### SOURCE DATA ###

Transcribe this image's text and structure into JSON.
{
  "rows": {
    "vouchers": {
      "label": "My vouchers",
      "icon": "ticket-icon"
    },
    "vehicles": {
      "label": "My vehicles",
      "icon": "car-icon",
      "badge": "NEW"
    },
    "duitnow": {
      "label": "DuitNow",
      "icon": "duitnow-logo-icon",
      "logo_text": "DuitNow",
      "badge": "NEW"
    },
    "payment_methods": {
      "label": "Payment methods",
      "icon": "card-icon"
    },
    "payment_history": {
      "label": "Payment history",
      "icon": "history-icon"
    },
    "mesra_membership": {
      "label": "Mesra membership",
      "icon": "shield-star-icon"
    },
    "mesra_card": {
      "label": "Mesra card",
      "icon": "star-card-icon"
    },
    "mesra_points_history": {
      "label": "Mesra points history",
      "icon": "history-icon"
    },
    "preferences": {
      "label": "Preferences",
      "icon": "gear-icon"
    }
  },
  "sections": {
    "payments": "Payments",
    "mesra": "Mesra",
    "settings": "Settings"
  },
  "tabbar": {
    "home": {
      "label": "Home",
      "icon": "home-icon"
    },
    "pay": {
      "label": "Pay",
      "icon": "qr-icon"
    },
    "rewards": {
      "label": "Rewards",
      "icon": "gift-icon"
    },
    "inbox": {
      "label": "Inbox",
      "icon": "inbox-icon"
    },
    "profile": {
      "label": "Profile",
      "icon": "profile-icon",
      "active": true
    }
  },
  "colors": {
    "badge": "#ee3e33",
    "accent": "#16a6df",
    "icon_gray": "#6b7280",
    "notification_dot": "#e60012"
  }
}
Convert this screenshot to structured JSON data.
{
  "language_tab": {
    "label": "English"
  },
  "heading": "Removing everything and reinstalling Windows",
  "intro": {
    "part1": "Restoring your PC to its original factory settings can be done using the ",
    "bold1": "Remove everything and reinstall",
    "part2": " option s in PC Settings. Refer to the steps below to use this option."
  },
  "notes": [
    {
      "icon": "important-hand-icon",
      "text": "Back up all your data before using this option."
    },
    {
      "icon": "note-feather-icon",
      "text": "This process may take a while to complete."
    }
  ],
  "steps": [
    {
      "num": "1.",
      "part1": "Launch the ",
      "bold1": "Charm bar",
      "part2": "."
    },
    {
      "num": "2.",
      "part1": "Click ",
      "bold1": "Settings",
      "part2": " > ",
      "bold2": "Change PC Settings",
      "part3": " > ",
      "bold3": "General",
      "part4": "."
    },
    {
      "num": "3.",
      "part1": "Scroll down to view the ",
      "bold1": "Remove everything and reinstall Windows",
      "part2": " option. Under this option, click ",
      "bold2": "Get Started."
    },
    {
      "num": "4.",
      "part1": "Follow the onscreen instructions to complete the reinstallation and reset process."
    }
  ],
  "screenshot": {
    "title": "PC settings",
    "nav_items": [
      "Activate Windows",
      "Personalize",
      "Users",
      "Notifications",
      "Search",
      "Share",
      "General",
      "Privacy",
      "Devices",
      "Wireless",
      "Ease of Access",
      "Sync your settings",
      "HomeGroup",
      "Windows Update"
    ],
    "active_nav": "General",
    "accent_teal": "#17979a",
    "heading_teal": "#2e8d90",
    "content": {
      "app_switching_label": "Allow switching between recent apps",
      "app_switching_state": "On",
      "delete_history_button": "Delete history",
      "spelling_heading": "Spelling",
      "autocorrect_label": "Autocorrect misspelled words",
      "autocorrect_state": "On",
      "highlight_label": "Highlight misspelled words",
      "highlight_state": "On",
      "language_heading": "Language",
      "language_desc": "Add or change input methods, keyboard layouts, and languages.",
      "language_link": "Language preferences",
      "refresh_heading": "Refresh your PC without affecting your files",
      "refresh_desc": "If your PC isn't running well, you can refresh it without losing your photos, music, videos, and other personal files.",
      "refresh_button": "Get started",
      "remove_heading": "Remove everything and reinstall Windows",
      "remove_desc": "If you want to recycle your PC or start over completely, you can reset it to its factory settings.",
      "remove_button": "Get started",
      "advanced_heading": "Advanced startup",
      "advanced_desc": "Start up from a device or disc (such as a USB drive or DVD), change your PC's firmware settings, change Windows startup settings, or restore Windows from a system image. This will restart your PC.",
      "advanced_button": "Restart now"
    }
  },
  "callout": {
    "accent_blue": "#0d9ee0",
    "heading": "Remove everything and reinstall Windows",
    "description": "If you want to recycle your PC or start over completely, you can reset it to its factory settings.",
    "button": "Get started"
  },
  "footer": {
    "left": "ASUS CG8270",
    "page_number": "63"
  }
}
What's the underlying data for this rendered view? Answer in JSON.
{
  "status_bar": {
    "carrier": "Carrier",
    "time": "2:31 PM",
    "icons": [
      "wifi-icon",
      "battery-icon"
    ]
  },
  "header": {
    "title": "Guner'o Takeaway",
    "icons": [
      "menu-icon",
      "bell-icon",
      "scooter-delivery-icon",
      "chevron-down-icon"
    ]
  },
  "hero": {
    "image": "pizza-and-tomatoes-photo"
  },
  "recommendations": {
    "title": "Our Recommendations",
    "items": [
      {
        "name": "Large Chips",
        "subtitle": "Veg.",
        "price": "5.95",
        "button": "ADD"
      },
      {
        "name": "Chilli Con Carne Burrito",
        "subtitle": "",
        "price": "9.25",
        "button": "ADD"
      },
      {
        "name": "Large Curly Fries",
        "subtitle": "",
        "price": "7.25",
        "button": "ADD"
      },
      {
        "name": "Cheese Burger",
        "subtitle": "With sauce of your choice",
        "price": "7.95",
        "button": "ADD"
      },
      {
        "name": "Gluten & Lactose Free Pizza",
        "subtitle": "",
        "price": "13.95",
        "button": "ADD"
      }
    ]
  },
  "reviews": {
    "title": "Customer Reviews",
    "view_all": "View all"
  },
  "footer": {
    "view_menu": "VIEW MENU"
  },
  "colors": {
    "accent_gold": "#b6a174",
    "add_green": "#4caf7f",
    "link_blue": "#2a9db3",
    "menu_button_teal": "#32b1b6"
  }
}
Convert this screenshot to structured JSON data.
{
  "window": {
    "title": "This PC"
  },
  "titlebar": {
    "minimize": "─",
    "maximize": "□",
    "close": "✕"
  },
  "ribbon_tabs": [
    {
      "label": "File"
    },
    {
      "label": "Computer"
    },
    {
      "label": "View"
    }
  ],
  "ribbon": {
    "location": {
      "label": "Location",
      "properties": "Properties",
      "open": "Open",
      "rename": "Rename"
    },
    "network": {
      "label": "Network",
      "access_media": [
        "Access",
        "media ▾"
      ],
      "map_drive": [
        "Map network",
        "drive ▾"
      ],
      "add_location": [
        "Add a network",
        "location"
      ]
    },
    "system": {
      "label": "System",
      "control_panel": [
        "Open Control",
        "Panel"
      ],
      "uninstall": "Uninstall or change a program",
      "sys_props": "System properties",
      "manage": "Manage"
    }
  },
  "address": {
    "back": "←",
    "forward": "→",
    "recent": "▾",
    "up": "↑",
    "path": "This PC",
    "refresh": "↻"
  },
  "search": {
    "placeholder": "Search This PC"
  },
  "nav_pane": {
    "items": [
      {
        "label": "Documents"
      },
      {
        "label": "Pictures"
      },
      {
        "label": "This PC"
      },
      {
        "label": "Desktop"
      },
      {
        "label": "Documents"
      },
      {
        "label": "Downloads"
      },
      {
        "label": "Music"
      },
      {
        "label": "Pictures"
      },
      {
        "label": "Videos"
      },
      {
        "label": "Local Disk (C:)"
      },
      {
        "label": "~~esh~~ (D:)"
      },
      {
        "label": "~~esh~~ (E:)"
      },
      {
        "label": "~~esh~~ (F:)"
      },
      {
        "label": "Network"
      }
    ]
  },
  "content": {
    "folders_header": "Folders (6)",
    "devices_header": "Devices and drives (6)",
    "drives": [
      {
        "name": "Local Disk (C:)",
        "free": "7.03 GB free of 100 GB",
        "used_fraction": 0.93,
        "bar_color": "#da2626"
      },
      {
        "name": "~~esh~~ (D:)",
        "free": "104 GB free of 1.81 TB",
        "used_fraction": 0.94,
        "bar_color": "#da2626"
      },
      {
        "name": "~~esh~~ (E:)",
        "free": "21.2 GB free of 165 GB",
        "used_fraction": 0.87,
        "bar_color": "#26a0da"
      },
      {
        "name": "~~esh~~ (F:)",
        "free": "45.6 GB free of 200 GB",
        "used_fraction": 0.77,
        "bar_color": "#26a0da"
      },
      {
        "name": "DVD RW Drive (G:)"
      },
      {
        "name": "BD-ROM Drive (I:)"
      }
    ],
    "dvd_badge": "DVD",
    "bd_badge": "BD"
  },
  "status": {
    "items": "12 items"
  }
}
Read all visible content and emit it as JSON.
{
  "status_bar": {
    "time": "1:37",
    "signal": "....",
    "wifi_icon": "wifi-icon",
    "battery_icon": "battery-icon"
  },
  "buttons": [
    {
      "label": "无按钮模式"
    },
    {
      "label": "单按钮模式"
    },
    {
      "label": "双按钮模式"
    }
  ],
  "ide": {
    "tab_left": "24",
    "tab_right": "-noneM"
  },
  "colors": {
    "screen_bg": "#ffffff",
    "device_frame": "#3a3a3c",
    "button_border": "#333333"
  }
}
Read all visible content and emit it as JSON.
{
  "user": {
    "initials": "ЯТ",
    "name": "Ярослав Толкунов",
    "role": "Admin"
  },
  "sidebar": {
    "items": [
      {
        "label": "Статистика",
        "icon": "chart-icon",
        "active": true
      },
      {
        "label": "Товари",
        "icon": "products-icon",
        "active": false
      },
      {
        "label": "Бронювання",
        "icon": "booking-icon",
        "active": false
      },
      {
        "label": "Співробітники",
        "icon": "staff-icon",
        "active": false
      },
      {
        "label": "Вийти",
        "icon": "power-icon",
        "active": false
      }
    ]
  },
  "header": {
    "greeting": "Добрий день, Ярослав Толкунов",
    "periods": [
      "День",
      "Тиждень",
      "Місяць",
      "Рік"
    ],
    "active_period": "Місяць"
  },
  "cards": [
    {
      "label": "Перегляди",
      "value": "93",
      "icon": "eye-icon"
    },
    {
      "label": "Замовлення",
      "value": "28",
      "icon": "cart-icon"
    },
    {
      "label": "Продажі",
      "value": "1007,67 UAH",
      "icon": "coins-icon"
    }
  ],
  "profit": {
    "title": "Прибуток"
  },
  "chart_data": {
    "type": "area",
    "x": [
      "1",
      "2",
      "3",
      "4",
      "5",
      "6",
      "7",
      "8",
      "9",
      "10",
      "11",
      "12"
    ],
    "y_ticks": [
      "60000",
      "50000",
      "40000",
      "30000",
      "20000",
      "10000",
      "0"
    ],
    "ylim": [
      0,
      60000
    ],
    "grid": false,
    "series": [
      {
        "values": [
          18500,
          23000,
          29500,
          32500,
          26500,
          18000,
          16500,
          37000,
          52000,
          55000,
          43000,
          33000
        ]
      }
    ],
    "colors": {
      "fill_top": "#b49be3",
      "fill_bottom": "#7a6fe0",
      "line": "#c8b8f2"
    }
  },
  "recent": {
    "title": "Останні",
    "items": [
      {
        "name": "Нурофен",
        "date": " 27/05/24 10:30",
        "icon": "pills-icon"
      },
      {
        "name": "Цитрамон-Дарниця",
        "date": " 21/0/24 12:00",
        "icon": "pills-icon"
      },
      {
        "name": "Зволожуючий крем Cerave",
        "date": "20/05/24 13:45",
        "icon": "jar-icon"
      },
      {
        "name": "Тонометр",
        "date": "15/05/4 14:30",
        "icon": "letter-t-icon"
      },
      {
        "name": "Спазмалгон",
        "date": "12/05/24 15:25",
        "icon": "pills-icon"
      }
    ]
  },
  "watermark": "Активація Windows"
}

###

[GOAL]
Provide the number of lines containing the string "without", with no other output.

[WORKED ANSWER]
2